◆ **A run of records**
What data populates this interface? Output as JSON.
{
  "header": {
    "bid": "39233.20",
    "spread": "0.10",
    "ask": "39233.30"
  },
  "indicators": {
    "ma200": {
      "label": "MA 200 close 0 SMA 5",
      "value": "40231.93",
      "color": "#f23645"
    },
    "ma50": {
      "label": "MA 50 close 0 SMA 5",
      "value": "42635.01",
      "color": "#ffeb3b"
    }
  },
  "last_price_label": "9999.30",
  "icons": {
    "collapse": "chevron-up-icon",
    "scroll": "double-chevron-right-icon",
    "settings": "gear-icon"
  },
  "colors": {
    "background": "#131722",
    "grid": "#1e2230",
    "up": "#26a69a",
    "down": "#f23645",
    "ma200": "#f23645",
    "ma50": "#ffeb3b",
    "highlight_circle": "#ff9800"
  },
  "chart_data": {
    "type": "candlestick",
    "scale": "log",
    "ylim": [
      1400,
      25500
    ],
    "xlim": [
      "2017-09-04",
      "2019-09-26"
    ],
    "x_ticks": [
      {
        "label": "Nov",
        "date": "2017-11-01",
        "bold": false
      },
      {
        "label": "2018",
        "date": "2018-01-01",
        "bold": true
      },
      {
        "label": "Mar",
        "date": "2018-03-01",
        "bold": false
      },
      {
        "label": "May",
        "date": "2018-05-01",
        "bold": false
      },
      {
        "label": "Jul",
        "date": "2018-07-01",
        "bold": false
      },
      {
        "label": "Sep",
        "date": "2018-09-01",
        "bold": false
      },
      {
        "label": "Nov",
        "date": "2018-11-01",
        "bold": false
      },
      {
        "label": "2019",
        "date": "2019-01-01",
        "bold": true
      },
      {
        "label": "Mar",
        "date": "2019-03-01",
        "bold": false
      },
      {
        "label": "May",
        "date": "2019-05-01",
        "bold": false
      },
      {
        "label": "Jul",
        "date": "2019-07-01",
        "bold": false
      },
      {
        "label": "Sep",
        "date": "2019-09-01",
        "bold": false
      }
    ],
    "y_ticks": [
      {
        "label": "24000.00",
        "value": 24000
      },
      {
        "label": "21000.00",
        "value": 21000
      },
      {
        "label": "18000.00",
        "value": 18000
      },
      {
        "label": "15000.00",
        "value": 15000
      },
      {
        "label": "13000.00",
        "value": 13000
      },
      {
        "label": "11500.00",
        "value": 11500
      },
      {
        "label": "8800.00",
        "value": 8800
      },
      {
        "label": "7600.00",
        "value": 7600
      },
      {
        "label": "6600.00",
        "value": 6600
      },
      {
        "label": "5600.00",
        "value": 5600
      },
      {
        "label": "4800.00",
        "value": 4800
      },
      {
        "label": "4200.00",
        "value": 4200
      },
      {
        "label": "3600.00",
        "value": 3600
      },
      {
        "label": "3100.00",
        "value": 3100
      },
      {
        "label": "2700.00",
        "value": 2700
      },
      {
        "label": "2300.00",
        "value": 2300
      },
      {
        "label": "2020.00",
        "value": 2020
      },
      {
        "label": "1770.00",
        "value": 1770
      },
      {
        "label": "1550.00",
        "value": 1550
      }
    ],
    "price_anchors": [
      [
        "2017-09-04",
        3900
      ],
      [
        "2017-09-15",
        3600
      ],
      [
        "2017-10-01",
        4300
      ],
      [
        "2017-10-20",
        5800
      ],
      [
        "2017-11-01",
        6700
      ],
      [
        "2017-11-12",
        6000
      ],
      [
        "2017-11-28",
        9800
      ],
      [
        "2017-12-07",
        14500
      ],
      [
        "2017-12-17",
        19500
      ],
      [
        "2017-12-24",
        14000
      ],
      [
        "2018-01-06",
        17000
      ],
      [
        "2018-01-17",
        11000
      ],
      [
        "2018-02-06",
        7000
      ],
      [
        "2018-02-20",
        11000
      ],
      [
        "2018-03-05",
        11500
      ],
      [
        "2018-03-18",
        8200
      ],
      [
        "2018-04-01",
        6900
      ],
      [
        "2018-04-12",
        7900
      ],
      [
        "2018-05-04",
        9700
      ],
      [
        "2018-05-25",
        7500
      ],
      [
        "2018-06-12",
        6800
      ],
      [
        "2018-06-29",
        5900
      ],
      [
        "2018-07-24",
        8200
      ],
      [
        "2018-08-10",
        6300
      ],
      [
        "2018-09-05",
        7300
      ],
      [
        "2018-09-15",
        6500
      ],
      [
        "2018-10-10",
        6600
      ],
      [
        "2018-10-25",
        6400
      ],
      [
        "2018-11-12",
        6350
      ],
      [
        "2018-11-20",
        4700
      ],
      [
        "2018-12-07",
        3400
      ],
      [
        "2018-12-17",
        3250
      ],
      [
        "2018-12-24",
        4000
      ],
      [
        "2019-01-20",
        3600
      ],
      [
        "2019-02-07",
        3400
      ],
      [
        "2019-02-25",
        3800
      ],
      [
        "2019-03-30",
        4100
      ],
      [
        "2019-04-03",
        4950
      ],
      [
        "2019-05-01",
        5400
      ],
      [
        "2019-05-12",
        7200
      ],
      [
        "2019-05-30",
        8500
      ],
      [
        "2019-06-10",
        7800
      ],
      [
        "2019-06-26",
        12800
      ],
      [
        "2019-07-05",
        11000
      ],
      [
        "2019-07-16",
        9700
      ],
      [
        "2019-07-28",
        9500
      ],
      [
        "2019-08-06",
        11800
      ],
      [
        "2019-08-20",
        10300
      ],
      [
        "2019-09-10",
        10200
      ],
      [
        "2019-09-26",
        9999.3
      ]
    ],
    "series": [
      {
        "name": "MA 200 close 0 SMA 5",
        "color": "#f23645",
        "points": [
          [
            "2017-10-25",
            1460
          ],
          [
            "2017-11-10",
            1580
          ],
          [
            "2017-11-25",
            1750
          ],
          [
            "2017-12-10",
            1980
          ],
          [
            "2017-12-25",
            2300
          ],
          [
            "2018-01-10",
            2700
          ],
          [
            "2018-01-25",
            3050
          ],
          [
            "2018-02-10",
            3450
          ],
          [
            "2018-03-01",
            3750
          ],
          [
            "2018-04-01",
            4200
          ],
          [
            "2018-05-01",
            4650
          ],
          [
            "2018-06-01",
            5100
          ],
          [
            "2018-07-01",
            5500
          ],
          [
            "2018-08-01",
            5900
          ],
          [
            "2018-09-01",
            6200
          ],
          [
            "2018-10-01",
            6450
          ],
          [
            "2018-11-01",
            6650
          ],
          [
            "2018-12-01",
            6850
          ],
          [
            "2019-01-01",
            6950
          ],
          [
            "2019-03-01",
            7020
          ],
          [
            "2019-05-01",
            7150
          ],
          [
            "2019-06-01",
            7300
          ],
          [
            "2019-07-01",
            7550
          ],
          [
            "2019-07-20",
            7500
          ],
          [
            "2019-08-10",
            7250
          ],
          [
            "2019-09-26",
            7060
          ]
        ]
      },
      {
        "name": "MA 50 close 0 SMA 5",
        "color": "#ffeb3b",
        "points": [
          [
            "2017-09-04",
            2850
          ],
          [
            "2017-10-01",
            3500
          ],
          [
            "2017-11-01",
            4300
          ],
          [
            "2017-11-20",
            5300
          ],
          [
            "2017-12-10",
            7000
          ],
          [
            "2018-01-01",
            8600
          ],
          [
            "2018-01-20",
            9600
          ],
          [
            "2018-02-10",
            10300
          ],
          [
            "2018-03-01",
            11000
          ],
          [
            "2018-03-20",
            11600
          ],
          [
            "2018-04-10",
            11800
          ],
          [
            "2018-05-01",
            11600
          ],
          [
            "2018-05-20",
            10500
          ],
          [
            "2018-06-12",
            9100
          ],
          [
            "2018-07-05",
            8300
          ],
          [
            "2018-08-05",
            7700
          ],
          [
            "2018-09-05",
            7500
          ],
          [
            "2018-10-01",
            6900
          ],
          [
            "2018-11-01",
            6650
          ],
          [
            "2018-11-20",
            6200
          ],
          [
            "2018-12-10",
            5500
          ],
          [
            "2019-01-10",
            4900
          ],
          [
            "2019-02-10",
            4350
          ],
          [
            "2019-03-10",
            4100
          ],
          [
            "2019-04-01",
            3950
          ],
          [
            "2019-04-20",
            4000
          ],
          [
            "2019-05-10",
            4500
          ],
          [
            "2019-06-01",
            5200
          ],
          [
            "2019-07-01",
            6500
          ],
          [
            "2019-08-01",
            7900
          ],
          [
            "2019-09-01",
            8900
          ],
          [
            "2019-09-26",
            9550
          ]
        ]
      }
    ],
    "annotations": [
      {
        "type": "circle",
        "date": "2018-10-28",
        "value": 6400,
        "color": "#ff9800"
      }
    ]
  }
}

◆ **Instruction**
Make a copy of each line that contains the string "close".

◆ **Full output**
      "label": "MA 200 close 0 SMA 5",
      "label": "MA 50 close 0 SMA 5",
        "name": "MA 200 close 0 SMA 5",
        "name": "MA 50 close 0 SMA 5",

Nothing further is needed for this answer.